[Layout element entries]

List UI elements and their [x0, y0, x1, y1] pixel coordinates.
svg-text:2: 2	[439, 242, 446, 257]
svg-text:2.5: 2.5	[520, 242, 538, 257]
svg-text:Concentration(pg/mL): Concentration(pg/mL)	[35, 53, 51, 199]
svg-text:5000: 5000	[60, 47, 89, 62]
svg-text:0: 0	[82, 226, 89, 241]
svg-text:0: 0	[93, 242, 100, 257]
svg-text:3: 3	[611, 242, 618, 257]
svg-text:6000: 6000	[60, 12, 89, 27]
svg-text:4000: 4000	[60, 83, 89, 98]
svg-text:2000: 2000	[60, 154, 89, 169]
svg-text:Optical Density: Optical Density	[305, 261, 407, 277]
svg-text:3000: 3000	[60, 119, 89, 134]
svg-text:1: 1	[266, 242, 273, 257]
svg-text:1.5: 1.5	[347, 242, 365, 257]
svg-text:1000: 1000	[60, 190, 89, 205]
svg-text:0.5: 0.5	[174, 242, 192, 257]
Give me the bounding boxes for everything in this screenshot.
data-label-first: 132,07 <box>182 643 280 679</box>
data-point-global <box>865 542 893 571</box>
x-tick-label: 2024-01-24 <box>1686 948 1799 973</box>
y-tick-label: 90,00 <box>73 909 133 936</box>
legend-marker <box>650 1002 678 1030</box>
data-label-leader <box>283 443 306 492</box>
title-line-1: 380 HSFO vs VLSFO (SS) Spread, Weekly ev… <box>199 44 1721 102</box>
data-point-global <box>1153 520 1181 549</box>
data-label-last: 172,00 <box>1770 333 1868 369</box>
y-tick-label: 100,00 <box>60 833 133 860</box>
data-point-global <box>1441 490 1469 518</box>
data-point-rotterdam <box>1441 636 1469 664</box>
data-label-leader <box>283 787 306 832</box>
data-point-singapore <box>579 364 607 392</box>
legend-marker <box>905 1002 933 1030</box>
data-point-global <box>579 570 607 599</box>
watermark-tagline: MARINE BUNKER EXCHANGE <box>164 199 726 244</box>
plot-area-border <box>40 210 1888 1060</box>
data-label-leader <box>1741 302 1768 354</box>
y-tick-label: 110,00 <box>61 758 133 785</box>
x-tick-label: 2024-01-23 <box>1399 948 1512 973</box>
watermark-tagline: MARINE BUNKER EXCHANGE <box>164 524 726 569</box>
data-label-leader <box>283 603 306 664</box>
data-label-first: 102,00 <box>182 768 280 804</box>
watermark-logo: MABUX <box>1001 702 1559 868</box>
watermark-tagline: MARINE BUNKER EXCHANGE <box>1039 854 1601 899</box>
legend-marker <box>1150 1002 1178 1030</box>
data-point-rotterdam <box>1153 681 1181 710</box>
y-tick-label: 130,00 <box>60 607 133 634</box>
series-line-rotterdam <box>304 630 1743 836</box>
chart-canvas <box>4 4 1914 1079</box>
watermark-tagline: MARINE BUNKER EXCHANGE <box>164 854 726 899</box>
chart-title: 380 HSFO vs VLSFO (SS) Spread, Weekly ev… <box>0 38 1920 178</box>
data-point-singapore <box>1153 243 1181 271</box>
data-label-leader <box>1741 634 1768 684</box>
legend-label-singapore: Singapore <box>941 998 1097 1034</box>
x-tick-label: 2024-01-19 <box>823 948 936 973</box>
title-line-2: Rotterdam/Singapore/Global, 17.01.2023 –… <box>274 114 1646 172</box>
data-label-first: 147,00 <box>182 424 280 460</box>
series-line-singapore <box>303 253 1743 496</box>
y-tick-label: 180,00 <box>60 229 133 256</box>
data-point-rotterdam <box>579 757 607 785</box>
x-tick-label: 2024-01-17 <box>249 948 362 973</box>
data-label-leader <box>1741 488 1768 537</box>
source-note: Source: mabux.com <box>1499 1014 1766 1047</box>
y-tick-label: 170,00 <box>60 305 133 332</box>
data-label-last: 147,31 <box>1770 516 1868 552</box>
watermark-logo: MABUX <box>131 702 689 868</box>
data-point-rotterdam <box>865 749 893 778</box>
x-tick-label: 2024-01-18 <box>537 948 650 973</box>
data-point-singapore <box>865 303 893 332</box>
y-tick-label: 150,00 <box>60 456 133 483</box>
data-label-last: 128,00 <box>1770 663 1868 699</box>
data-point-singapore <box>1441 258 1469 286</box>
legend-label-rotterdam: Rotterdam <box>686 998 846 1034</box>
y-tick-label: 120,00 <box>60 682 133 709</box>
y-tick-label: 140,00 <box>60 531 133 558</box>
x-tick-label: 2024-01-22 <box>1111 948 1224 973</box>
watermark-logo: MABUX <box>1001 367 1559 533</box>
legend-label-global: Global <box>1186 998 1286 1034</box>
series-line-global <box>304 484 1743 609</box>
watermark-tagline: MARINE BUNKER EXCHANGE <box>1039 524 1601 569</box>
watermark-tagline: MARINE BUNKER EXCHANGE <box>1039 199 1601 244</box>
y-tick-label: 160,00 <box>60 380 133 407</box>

__What is expected__. Lay out each line of the entries as a JSON list of strings, one string per line, skipping blank lines.

__Task answer__.
[
  "List UI elements and their [x0, y0, x1, y1] pixel coordinates.",
  "svg-text:2: 2\t[439, 242, 446, 257]",
  "svg-text:2.5: 2.5\t[520, 242, 538, 257]",
  "svg-text:Concentration(pg/mL): Concentration(pg/mL)\t[35, 53, 51, 199]",
  "svg-text:5000: 5000\t[60, 47, 89, 62]",
  "svg-text:0: 0\t[82, 226, 89, 241]",
  "svg-text:0: 0\t[93, 242, 100, 257]",
  "svg-text:3: 3\t[611, 242, 618, 257]",
  "svg-text:6000: 6000\t[60, 12, 89, 27]",
  "svg-text:4000: 4000\t[60, 83, 89, 98]",
  "svg-text:2000: 2000\t[60, 154, 89, 169]",
  "svg-text:Optical Density: Optical Density\t[305, 261, 407, 277]",
  "svg-text:3000: 3000\t[60, 119, 89, 134]",
  "svg-text:1: 1\t[266, 242, 273, 257]",
  "svg-text:1.5: 1.5\t[347, 242, 365, 257]",
  "svg-text:1000: 1000\t[60, 190, 89, 205]",
  "svg-text:0.5: 0.5\t[174, 242, 192, 257]",
  "Give me the bounding boxes for everything in this screenshot.",
  "data-label-first: 132,07 <box>182 643 280 679</box>",
  "data-point-global <box>865 542 893 571</box>",
  "x-tick-label: 2024-01-24 <box>1686 948 1799 973</box>",
  "y-tick-label: 90,00 <box>73 909 133 936</box>",
  "legend-marker <box>650 1002 678 1030</box>",
  "data-label-leader <box>283 443 306 492</box>",
  "title-line-1: 380 HSFO vs VLSFO (SS) Spread, Weekly ev… <box>199 44 1721 102</box>",
  "data-point-global <box>1153 520 1181 549</box>",
  "data-label-last: 172,00 <box>1770 333 1868 369</box>",
  "y-tick-label: 100,00 <box>60 833 133 860</box>",
  "data-point-global <box>1441 490 1469 518</box>",
  "data-point-rotterdam <box>1441 636 1469 664</box>",
  "data-label-leader <box>283 787 306 832</box>",
  "data-point-singapore <box>579 364 607 392</box>",
  "legend-marker <box>905 1002 933 1030</box>",
  "data-point-global <box>579 570 607 599</box>",
  "watermark-tagline: MARINE BUNKER EXCHANGE <box>164 199 726 244</box>",
  "plot-area-border <box>40 210 1888 1060</box>",
  "data-label-leader <box>1741 302 1768 354</box>",
  "y-tick-label: 110,00 <box>61 758 133 785</box>",
  "x-tick-label: 2024-01-23 <box>1399 948 1512 973</box>",
  "watermark-tagline: MARINE BUNKER EXCHANGE <box>164 524 726 569</box>",
  "data-label-leader <box>283 603 306 664</box>",
  "data-label-first: 102,00 <box>182 768 280 804</box>",
  "watermark-logo: MABUX <box>1001 702 1559 868</box>",
  "watermark-tagline: MARINE BUNKER EXCHANGE <box>1039 854 1601 899</box>",
  "legend-marker <box>1150 1002 1178 1030</box>",
  "data-point-rotterdam <box>1153 681 1181 710</box>",
  "y-tick-label: 130,00 <box>60 607 133 634</box>",
  "series-line-rotterdam <box>304 630 1743 836</box>",
  "chart-canvas <box>4 4 1914 1079</box>",
  "watermark-tagline: MARINE BUNKER EXCHANGE <box>164 854 726 899</box>",
  "chart-title: 380 HSFO vs VLSFO (SS) Spread, Weekly ev… <box>0 38 1920 178</box>",
  "data-point-singapore <box>1153 243 1181 271</box>",
  "data-label-leader <box>1741 634 1768 684</box>",
  "legend-label-singapore: Singapore <box>941 998 1097 1034</box>",
  "x-tick-label: 2024-01-19 <box>823 948 936 973</box>",
  "title-line-2: Rotterdam/Singapore/Global, 17.01.2023 –… <box>274 114 1646 172</box>",
  "data-label-first: 147,00 <box>182 424 280 460</box>",
  "series-line-singapore <box>303 253 1743 496</box>",
  "y-tick-label: 180,00 <box>60 229 133 256</box>",
  "data-point-rotterdam <box>579 757 607 785</box>",
  "x-tick-label: 2024-01-17 <box>249 948 362 973</box>",
  "data-label-leader <box>1741 488 1768 537</box>",
  "source-note: Source: mabux.com <box>1499 1014 1766 1047</box>",
  "y-tick-label: 170,00 <box>60 305 133 332</box>",
  "data-label-last: 147,31 <box>1770 516 1868 552</box>",
  "watermark-logo: MABUX <box>131 702 689 868</box>",
  "data-point-rotterdam <box>865 749 893 778</box>",
  "x-tick-label: 2024-01-18 <box>537 948 650 973</box>",
  "data-point-singapore <box>865 303 893 332</box>",
  "y-tick-label: 150,00 <box>60 456 133 483</box>",
  "data-label-last: 128,00 <box>1770 663 1868 699</box>",
  "data-point-singapore <box>1441 258 1469 286</box>",
  "legend-label-rotterdam: Rotterdam <box>686 998 846 1034</box>",
  "y-tick-label: 120,00 <box>60 682 133 709</box>",
  "y-tick-label: 140,00 <box>60 531 133 558</box>",
  "x-tick-label: 2024-01-22 <box>1111 948 1224 973</box>",
  "watermark-logo: MABUX <box>1001 367 1559 533</box>",
  "legend-label-global: Global <box>1186 998 1286 1034</box>",
  "series-line-global <box>304 484 1743 609</box>",
  "watermark-tagline: MARINE BUNKER EXCHANGE <box>1039 524 1601 569</box>",
  "watermark-tagline: MARINE BUNKER EXCHANGE <box>1039 199 1601 244</box>",
  "y-tick-label: 160,00 <box>60 380 133 407</box>"
]